**Short task:** Find the word "this" in the records below. List each line containing it.

**Record extracts:**
>>>>>

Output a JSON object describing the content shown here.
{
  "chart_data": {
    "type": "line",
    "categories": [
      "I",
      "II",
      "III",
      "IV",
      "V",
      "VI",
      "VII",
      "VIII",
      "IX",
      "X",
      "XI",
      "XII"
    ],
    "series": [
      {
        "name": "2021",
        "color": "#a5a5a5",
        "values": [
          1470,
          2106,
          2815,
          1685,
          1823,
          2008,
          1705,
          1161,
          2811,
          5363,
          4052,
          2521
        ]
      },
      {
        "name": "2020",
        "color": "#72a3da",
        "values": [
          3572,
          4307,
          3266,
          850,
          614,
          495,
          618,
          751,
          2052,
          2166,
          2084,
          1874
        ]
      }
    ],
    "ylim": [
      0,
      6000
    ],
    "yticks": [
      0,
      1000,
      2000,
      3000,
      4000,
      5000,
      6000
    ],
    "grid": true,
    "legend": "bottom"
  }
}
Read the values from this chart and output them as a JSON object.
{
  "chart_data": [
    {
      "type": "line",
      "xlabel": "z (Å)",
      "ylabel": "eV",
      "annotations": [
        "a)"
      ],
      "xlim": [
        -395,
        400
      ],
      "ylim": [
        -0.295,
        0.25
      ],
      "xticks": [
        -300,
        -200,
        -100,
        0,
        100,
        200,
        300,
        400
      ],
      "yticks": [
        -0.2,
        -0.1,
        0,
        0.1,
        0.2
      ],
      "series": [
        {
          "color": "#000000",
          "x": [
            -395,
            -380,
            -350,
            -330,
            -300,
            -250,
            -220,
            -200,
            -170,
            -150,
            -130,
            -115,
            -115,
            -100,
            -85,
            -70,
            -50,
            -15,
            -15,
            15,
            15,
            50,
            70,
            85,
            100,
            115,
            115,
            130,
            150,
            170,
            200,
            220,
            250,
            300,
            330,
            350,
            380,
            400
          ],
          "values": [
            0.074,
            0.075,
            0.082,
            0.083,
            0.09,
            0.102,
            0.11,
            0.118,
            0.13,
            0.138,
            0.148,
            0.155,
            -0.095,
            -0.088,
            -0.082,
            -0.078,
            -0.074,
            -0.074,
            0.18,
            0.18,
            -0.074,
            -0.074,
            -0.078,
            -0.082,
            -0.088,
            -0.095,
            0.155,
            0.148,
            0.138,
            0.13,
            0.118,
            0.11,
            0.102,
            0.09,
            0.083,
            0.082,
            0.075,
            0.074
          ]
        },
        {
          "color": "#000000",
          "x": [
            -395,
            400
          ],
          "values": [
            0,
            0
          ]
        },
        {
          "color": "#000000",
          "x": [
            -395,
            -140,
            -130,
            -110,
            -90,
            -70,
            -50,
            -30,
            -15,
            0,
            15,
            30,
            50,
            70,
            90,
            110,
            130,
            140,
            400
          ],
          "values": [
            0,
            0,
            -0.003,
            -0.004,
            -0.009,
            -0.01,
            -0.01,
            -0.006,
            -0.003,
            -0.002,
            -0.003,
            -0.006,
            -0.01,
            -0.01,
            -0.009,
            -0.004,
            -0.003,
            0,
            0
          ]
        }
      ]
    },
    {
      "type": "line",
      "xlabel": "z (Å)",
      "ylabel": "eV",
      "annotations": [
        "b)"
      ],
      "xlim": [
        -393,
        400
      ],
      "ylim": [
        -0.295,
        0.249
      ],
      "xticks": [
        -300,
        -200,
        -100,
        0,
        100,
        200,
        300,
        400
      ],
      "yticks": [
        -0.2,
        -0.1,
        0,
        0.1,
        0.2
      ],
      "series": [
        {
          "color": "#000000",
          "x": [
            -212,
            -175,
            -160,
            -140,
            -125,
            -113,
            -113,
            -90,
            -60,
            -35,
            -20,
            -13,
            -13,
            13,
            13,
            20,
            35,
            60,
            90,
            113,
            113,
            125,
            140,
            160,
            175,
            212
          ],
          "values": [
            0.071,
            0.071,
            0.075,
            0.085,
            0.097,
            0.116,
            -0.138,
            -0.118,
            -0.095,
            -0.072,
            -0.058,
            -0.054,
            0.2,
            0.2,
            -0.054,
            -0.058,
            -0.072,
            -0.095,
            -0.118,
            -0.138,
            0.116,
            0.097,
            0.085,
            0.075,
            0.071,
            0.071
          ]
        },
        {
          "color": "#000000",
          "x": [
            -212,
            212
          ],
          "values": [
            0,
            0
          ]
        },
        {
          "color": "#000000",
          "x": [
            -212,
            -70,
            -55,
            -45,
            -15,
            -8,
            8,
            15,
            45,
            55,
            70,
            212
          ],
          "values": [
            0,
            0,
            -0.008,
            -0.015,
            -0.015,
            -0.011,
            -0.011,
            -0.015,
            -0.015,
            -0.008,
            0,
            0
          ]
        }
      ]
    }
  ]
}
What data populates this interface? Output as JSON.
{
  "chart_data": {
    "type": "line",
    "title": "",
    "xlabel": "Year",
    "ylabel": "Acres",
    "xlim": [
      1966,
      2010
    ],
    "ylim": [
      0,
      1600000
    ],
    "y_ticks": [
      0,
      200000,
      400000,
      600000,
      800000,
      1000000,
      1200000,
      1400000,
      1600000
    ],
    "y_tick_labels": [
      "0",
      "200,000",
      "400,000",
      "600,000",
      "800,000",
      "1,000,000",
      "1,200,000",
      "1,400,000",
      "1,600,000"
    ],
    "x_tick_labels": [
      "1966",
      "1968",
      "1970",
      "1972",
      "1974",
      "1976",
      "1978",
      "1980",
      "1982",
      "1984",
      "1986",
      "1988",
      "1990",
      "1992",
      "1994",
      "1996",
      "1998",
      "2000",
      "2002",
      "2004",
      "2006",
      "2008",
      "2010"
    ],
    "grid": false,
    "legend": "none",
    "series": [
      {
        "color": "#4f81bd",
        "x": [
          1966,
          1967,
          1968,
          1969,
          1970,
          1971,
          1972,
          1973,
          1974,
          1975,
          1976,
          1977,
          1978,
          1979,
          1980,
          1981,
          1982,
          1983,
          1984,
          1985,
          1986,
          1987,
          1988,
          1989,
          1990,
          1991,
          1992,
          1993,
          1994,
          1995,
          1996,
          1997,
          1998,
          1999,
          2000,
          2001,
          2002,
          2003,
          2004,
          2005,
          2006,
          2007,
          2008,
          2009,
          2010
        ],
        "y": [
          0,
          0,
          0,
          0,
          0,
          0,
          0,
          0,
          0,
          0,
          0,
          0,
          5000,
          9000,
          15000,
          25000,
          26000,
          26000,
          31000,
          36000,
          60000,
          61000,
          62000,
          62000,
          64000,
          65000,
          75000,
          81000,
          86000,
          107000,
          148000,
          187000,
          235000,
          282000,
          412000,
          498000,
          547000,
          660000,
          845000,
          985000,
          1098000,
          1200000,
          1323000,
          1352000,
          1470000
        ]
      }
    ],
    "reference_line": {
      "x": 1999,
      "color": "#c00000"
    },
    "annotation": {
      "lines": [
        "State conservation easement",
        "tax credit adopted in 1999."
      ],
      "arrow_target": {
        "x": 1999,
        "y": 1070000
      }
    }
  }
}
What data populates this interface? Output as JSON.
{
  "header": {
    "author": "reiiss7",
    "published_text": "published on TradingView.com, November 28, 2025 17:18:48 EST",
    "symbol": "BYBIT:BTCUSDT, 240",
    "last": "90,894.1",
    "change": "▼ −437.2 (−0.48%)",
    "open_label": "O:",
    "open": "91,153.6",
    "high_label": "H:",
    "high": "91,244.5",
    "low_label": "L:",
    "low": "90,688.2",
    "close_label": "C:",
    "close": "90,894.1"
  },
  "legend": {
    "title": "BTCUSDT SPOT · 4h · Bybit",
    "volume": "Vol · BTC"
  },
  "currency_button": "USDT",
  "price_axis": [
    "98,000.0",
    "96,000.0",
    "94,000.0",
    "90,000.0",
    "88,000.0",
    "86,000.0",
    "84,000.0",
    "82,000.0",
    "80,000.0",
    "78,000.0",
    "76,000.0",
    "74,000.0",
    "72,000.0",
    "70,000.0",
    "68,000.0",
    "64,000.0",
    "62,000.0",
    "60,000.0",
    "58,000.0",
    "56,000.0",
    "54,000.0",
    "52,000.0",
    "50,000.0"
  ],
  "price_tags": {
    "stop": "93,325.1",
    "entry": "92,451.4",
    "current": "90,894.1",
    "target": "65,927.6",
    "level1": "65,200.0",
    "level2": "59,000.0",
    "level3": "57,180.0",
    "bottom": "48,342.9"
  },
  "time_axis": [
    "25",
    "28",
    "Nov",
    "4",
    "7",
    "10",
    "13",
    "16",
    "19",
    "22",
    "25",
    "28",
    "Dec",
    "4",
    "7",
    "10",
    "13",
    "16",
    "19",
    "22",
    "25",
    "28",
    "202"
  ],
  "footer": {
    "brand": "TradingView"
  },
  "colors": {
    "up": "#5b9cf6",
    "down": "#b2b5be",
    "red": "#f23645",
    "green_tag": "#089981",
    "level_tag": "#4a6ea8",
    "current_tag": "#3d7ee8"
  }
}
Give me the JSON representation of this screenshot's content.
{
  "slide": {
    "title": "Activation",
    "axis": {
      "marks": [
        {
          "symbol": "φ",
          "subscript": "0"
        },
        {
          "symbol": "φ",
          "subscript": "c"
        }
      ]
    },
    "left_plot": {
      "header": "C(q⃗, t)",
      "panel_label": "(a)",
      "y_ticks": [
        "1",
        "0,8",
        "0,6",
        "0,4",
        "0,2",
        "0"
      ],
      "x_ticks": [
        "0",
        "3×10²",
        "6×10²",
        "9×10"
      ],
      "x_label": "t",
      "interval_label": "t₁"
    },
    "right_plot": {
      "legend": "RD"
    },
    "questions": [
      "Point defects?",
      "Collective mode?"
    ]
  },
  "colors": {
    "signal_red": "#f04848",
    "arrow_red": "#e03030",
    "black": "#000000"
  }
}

<<<<<

**Answer for the task:**
Read the values from this chart and output them as a JSON object.
What data populates this interface? Output as JSON.
What data populates this interface? Output as JSON.
Give me the JSON representation of this screenshot's content.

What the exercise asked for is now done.